● **Stated goal**: Work out how many lines hold the string "pics". Give that number and nothing more.

┄┄┄┄┄┄

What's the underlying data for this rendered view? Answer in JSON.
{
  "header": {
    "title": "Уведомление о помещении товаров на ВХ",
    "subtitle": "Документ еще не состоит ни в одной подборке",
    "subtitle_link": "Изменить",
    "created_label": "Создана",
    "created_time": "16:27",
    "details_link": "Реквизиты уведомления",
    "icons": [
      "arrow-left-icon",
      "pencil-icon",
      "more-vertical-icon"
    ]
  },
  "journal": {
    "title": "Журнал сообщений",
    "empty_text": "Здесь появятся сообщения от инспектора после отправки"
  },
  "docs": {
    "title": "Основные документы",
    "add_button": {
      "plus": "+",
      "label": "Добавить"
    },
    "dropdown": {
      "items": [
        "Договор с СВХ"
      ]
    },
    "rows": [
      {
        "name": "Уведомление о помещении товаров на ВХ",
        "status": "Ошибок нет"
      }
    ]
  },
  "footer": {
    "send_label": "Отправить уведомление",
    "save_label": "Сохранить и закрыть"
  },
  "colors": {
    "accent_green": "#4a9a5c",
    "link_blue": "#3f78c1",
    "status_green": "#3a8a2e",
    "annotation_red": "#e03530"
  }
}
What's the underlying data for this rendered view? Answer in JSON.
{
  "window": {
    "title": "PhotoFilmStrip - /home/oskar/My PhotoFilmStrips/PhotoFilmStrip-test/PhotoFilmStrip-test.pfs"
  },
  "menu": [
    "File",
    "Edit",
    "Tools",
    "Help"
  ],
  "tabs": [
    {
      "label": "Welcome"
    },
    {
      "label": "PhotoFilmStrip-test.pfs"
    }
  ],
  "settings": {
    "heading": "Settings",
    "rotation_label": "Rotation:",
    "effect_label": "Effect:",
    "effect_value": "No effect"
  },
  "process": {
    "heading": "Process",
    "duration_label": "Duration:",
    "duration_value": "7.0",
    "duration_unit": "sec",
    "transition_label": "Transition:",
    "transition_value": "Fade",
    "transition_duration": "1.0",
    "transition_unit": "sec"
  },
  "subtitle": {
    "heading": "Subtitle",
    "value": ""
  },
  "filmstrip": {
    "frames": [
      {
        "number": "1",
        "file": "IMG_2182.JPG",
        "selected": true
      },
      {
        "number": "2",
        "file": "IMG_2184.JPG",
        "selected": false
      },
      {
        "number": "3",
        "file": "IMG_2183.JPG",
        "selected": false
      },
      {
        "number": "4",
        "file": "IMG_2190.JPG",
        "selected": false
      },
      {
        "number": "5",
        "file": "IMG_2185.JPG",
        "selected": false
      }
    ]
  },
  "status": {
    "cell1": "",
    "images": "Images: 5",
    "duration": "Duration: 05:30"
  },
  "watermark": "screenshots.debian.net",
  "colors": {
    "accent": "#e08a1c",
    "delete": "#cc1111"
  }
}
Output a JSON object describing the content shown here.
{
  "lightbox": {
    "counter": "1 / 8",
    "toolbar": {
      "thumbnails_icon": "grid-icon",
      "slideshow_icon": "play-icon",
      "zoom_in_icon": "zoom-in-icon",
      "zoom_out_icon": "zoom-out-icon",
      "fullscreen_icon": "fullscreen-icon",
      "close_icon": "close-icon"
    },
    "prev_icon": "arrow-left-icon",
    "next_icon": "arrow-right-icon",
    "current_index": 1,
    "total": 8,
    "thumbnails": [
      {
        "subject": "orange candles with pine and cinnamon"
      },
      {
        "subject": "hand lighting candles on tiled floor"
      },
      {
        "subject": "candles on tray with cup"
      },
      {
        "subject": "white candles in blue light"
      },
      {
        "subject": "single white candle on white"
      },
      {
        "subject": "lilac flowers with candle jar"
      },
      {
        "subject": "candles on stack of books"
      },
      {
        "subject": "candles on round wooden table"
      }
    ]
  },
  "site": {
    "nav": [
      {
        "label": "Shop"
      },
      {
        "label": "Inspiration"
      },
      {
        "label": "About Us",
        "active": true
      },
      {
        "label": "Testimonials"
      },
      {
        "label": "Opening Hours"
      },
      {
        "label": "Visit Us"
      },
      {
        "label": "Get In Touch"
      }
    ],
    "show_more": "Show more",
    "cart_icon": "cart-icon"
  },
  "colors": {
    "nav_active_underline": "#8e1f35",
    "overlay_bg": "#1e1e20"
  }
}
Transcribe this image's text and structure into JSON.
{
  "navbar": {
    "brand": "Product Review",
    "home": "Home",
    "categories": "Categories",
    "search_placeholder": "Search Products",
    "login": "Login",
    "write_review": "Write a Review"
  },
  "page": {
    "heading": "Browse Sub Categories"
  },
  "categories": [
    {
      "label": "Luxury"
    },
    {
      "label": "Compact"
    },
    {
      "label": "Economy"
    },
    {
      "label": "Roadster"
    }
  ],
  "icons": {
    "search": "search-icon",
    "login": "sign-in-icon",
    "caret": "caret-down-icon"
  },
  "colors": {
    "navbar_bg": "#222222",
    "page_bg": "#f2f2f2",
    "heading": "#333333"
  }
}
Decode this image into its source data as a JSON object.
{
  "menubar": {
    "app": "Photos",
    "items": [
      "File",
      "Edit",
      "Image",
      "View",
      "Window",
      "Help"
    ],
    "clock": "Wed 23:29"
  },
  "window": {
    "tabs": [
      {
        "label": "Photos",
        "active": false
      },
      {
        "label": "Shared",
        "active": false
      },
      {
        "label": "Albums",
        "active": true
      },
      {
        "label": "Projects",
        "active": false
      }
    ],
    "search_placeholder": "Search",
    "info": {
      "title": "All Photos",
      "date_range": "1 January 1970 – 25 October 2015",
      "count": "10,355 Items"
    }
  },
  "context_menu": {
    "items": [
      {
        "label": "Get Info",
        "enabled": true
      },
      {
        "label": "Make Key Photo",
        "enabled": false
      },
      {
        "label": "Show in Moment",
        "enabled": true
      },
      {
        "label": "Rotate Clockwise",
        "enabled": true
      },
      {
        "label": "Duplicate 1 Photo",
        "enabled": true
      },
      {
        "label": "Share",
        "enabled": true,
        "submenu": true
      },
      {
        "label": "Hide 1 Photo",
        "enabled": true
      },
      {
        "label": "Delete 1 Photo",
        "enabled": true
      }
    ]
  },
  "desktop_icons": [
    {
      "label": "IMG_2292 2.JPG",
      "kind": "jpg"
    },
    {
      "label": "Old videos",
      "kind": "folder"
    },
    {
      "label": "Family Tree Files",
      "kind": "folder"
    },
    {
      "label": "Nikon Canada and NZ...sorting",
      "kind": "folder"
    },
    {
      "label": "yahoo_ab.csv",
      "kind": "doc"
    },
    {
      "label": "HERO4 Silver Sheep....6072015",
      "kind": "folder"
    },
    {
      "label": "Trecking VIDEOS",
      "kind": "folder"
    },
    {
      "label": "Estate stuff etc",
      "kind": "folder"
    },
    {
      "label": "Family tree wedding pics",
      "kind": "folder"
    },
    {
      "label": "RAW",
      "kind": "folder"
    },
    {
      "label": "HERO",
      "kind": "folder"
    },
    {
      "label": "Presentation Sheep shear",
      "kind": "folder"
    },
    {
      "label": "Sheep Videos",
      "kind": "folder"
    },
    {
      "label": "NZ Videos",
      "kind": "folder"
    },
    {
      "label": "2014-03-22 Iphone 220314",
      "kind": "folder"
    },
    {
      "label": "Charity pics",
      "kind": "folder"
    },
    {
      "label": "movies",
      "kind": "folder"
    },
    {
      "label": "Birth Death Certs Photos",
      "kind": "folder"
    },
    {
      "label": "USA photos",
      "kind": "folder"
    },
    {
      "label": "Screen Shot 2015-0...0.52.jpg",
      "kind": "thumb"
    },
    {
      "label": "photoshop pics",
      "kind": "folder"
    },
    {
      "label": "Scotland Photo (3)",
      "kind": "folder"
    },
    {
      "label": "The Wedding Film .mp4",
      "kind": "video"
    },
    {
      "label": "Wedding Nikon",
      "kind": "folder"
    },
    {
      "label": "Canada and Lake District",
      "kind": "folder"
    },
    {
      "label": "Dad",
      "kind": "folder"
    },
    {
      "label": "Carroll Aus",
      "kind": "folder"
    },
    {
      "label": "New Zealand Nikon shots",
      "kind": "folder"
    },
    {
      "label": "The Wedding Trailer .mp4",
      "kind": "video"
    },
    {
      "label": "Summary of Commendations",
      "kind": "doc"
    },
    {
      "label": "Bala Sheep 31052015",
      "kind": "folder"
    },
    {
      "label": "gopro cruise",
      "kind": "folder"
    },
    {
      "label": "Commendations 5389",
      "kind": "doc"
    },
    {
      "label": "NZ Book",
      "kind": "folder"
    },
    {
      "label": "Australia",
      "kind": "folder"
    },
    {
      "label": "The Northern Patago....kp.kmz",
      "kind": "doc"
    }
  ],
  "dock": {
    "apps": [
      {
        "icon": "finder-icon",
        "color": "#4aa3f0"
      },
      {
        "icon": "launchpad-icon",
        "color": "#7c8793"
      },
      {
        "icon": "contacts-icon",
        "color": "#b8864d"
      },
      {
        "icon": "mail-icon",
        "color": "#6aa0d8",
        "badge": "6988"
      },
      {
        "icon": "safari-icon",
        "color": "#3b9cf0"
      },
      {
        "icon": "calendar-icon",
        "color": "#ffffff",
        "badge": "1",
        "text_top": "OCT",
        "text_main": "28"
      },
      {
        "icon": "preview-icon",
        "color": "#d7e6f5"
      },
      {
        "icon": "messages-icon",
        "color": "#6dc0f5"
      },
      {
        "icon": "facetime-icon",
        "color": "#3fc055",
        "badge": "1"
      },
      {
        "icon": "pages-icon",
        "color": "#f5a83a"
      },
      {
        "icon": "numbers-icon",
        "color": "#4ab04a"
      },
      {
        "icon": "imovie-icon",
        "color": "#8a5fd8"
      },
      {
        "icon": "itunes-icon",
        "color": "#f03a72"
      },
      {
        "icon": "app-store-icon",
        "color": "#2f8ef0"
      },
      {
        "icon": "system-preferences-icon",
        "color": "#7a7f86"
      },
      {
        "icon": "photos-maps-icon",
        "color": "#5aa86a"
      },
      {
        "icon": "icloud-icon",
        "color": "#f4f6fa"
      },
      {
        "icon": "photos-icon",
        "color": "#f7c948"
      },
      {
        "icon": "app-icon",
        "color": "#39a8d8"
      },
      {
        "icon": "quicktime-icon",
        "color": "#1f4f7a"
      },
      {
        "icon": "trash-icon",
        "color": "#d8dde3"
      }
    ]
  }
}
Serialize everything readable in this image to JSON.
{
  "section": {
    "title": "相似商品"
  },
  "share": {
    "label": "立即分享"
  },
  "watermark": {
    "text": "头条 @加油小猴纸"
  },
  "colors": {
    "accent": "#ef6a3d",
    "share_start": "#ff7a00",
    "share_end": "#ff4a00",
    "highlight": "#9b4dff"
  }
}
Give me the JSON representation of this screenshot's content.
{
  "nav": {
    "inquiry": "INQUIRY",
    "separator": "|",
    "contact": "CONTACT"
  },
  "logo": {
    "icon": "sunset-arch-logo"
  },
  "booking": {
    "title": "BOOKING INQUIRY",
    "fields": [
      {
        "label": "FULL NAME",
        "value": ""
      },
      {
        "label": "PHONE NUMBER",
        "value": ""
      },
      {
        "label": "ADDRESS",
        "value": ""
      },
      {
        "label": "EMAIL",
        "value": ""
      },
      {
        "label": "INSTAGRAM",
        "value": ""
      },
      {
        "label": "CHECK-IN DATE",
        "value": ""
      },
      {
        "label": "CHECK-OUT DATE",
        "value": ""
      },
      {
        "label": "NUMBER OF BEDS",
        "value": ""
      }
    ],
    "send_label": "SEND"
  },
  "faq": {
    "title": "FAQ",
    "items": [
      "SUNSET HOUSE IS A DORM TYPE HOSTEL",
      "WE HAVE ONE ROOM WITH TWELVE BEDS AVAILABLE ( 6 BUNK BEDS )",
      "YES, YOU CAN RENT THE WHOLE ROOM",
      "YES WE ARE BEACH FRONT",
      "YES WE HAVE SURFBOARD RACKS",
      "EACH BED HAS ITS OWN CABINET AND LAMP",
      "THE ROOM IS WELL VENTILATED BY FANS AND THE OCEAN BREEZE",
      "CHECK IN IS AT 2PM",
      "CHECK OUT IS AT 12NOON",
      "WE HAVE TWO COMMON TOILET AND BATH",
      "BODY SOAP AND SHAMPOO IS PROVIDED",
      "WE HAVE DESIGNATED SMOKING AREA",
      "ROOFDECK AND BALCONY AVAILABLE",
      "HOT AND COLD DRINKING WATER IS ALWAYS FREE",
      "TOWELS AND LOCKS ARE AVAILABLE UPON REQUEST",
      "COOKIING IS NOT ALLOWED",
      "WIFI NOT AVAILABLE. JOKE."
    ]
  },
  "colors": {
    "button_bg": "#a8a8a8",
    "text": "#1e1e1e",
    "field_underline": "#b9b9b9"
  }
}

┄┄┄┄┄┄

● **Written answer**: 3